#### Data for this exercise

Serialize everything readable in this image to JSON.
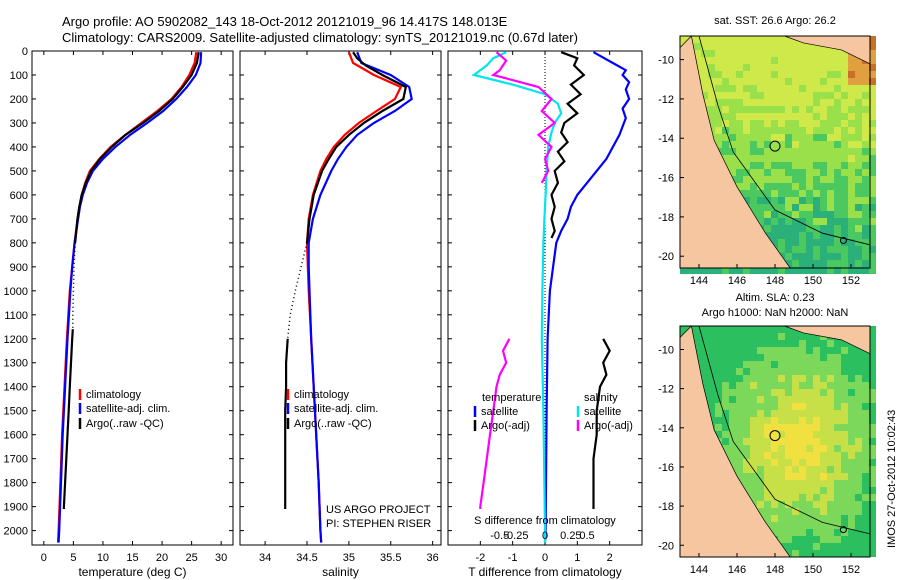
{
  "header": {
    "line1": "Argo profile: AO 5902082_143 18-Oct-2012 20121019_96 14.417S 148.013E",
    "line2": "Climatology: CARS2009. Satellite-adjusted climatology: synTS_20121019.nc (0.67d later)"
  },
  "colors": {
    "clim": "#ff0000",
    "sat": "#0000ff",
    "argo": "#000000",
    "cyan": "#00e5ee",
    "magenta": "#ff00ff"
  },
  "depth_axis": {
    "ticks": [
      0,
      100,
      200,
      300,
      400,
      500,
      600,
      700,
      800,
      900,
      1000,
      1100,
      1200,
      1300,
      1400,
      1500,
      1600,
      1700,
      1800,
      1900,
      2000
    ],
    "range": [
      0,
      2060
    ]
  },
  "panels": [
    {
      "id": "temperature",
      "chart_data": {
        "type": "line",
        "xlabel": "temperature (deg C)",
        "xlim": [
          -2,
          32
        ],
        "xticks": [
          0,
          5,
          10,
          15,
          20,
          25,
          30
        ],
        "xticklabels": [
          "0",
          "5",
          "10",
          "15",
          "20",
          "25",
          "30"
        ],
        "legend": [
          "climatology",
          "satellite-adj. clim.",
          "Argo(..raw -QC)"
        ],
        "series": [
          {
            "name": "climatology",
            "color": "clim",
            "dotted": false,
            "depth": [
              5,
              50,
              100,
              150,
              200,
              250,
              300,
              350,
              400,
              450,
              500,
              550,
              600,
              650,
              700,
              800,
              900,
              1000,
              1200,
              1400,
              1600,
              1800,
              2000,
              2050
            ],
            "values": [
              25.8,
              25.5,
              24.6,
              23.3,
              21.6,
              19.2,
              16.5,
              13.8,
              11.3,
              9.4,
              7.8,
              7.0,
              6.4,
              6.0,
              5.7,
              5.2,
              4.8,
              4.4,
              3.9,
              3.5,
              3.1,
              2.8,
              2.5,
              2.4
            ]
          },
          {
            "name": "satellite-adj. clim.",
            "color": "sat",
            "dotted": false,
            "depth": [
              5,
              50,
              100,
              150,
              200,
              250,
              300,
              350,
              400,
              450,
              500,
              550,
              600,
              650,
              700,
              800,
              900,
              1000,
              1200,
              1400,
              1600,
              1800,
              2000,
              2050
            ],
            "values": [
              26.6,
              26.5,
              25.7,
              24.2,
              22.4,
              20.2,
              17.5,
              14.6,
              12.1,
              10.0,
              8.3,
              7.3,
              6.6,
              6.1,
              5.8,
              5.2,
              4.8,
              4.5,
              4.0,
              3.6,
              3.2,
              2.9,
              2.6,
              2.5
            ]
          },
          {
            "name": "Argo",
            "color": "argo",
            "dotted": false,
            "depth": [
              5,
              20,
              50,
              100,
              150,
              200,
              250,
              300,
              350,
              400,
              450,
              500,
              550,
              600,
              650,
              700,
              750,
              800
            ],
            "values": [
              26.2,
              26.1,
              25.9,
              25.0,
              23.5,
              21.8,
              19.5,
              16.8,
              13.8,
              11.5,
              9.5,
              8.0,
              7.1,
              6.4,
              6.0,
              5.7,
              5.5,
              5.3
            ]
          },
          {
            "name": "Argo dotted",
            "color": "argo",
            "dotted": true,
            "depth": [
              800,
              900,
              1000,
              1100,
              1160
            ],
            "values": [
              5.3,
              5.1,
              5.0,
              4.9,
              4.9
            ]
          },
          {
            "name": "Argo deep",
            "color": "argo",
            "dotted": false,
            "depth": [
              1160,
              1200,
              1300,
              1400,
              1500,
              1600,
              1700,
              1800,
              1900,
              1910
            ],
            "values": [
              4.9,
              4.8,
              4.6,
              4.4,
              4.2,
              4.0,
              3.8,
              3.6,
              3.4,
              3.4
            ]
          }
        ]
      }
    },
    {
      "id": "salinity",
      "chart_data": {
        "type": "line",
        "xlabel": "salinity",
        "xlim": [
          33.7,
          36.1
        ],
        "xticks": [
          34,
          34.5,
          35,
          35.5,
          36
        ],
        "xticklabels": [
          "34",
          "34.5",
          "35",
          "35.5",
          "36"
        ],
        "legend": [
          "climatology",
          "satellite-adj. clim.",
          "Argo(..raw -QC)"
        ],
        "series": [
          {
            "name": "climatology",
            "color": "clim",
            "dotted": false,
            "depth": [
              5,
              50,
              100,
              150,
              200,
              250,
              300,
              350,
              400,
              450,
              500,
              600,
              700,
              800,
              900,
              1000,
              1200,
              1400,
              1600,
              1800,
              2000,
              2050
            ],
            "values": [
              35.0,
              35.05,
              35.3,
              35.62,
              35.55,
              35.33,
              35.12,
              34.95,
              34.82,
              34.73,
              34.66,
              34.57,
              34.52,
              34.5,
              34.51,
              34.52,
              34.55,
              34.58,
              34.61,
              34.64,
              34.66,
              34.67
            ]
          },
          {
            "name": "satellite-adj. clim.",
            "color": "sat",
            "dotted": false,
            "depth": [
              5,
              50,
              100,
              150,
              200,
              250,
              300,
              350,
              400,
              450,
              500,
              600,
              700,
              800,
              900,
              1000,
              1200,
              1400,
              1600,
              1800,
              2000,
              2050
            ],
            "values": [
              35.1,
              35.15,
              35.5,
              35.72,
              35.75,
              35.55,
              35.3,
              35.1,
              34.97,
              34.87,
              34.79,
              34.66,
              34.57,
              34.52,
              34.52,
              34.53,
              34.55,
              34.58,
              34.61,
              34.64,
              34.66,
              34.67
            ]
          },
          {
            "name": "Argo",
            "color": "argo",
            "dotted": false,
            "depth": [
              5,
              30,
              60,
              100,
              150,
              200,
              250,
              300,
              350,
              400,
              450,
              500,
              600,
              700,
              800
            ],
            "values": [
              35.05,
              35.1,
              35.2,
              35.4,
              35.68,
              35.65,
              35.4,
              35.18,
              35.0,
              34.85,
              34.76,
              34.68,
              34.58,
              34.53,
              34.5
            ]
          },
          {
            "name": "Argo dotted",
            "color": "argo",
            "dotted": true,
            "depth": [
              800,
              900,
              1000,
              1100,
              1200
            ],
            "values": [
              34.5,
              34.43,
              34.36,
              34.3,
              34.27
            ]
          },
          {
            "name": "Argo deep",
            "color": "argo",
            "dotted": false,
            "depth": [
              1200,
              1300,
              1400,
              1500,
              1600,
              1700,
              1800,
              1900,
              1910
            ],
            "values": [
              34.27,
              34.25,
              34.25,
              34.24,
              34.24,
              34.24,
              34.24,
              34.24,
              34.24
            ]
          }
        ],
        "annotations": [
          "US ARGO PROJECT",
          "PI: STEPHEN RISER"
        ]
      }
    },
    {
      "id": "difference",
      "chart_data": {
        "type": "line",
        "xlabel": "T difference from climatology",
        "xlabel_top": "S difference from climatology",
        "xlim": [
          -3,
          3
        ],
        "xticks": [
          -2,
          -1,
          0,
          1,
          2
        ],
        "xticklabels": [
          "-2",
          "-1",
          "0",
          "1",
          "2"
        ],
        "top_xticks": [
          -2,
          -1,
          0,
          1,
          2
        ],
        "top_xticklabels": [
          "-0.5",
          "-0.25",
          "0",
          "0.25",
          "0.5"
        ],
        "legend_groups": [
          {
            "title": "temperature",
            "items": [
              "satellite",
              "Argo(-adj)"
            ]
          },
          {
            "title": "salinity",
            "items": [
              "satellite",
              "Argo(-adj)"
            ]
          }
        ],
        "series": [
          {
            "name": "T satellite",
            "color": "sat",
            "dotted": false,
            "depth": [
              5,
              50,
              80,
              100,
              130,
              160,
              200,
              240,
              280,
              350,
              400,
              450,
              500,
              550,
              600,
              650,
              700,
              750,
              800,
              1000,
              1200,
              1500,
              2000,
              2050
            ],
            "values": [
              1.5,
              2.1,
              2.5,
              2.4,
              2.6,
              2.5,
              2.6,
              2.4,
              2.5,
              2.3,
              2.1,
              1.9,
              1.6,
              1.3,
              1.0,
              0.8,
              0.7,
              0.5,
              0.35,
              0.15,
              0.08,
              0.05,
              0.02,
              0.0
            ]
          },
          {
            "name": "T Argo",
            "color": "argo",
            "dotted": false,
            "depth": [
              5,
              30,
              60,
              100,
              140,
              180,
              220,
              260,
              300,
              340,
              380,
              420,
              460,
              500,
              550,
              600,
              650,
              700,
              750,
              780
            ],
            "values": [
              0.5,
              1.0,
              0.9,
              1.2,
              0.8,
              1.1,
              0.7,
              1.0,
              0.6,
              0.5,
              0.7,
              0.4,
              0.6,
              0.3,
              0.4,
              0.2,
              0.3,
              0.2,
              0.3,
              0.2
            ]
          },
          {
            "name": "T Argo deep",
            "color": "argo",
            "dotted": false,
            "depth": [
              1200,
              1250,
              1300,
              1350,
              1400,
              1500,
              1600,
              1700,
              1800,
              1900,
              1910
            ],
            "values": [
              1.8,
              2.0,
              1.8,
              1.9,
              1.7,
              1.6,
              1.6,
              1.5,
              1.5,
              1.5,
              1.5
            ]
          },
          {
            "name": "S satellite",
            "color": "cyan",
            "dotted": false,
            "depth": [
              5,
              30,
              60,
              100,
              140,
              180,
              220,
              260,
              300,
              340,
              400,
              500,
              600,
              700,
              800,
              1000,
              1200,
              1500,
              2000,
              2050
            ],
            "values": [
              -1.2,
              -1.6,
              -1.8,
              -2.2,
              -1.0,
              0.0,
              0.4,
              0.5,
              0.3,
              0.2,
              0.1,
              0.05,
              0.02,
              -0.02,
              -0.05,
              -0.08,
              -0.1,
              -0.05,
              0.0,
              0.0
            ]
          },
          {
            "name": "S Argo",
            "color": "magenta",
            "dotted": false,
            "depth": [
              5,
              40,
              80,
              100,
              150,
              200,
              250,
              300,
              350,
              400,
              450,
              500,
              550
            ],
            "values": [
              -1.5,
              -1.2,
              -1.4,
              -1.6,
              -0.2,
              0.2,
              -0.1,
              0.3,
              -0.2,
              0.2,
              0.0,
              0.1,
              -0.1
            ]
          },
          {
            "name": "S Argo deep",
            "color": "magenta",
            "dotted": false,
            "depth": [
              1200,
              1250,
              1300,
              1350,
              1400,
              1500,
              1600,
              1700,
              1800,
              1900,
              1910
            ],
            "values": [
              -1.1,
              -1.3,
              -1.2,
              -1.4,
              -1.5,
              -1.6,
              -1.7,
              -1.8,
              -1.9,
              -2.0,
              -2.0
            ]
          }
        ]
      }
    }
  ],
  "maps": [
    {
      "id": "sst-map",
      "title_lines": [
        "sat. SST: 26.6 Argo: 26.2"
      ],
      "chart_data": {
        "type": "heatmap",
        "xticks": [
          144,
          146,
          148,
          150,
          152
        ],
        "yticks": [
          -10,
          -12,
          -14,
          -16,
          -18,
          -20
        ],
        "xlim": [
          143,
          153
        ],
        "ylim": [
          -20.6,
          -8.8
        ],
        "marker": {
          "lon": 148.0,
          "lat": -14.4
        }
      }
    },
    {
      "id": "sla-map",
      "title_lines": [
        "Altim. SLA: 0.23",
        "Argo h1000: NaN h2000: NaN"
      ],
      "chart_data": {
        "type": "heatmap",
        "xticks": [
          144,
          146,
          148,
          150,
          152
        ],
        "yticks": [
          -10,
          -12,
          -14,
          -16,
          -18,
          -20
        ],
        "xlim": [
          143,
          153
        ],
        "ylim": [
          -20.6,
          -8.8
        ],
        "marker": {
          "lon": 148.0,
          "lat": -14.4
        }
      }
    }
  ],
  "credit": "IMOS 27-Oct-2012 10:02:43"
}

########

■ **What the task requires**:
State how many lines in the records above contain the word "deep", and give only that number.

■ **Answer for this exercise**:
4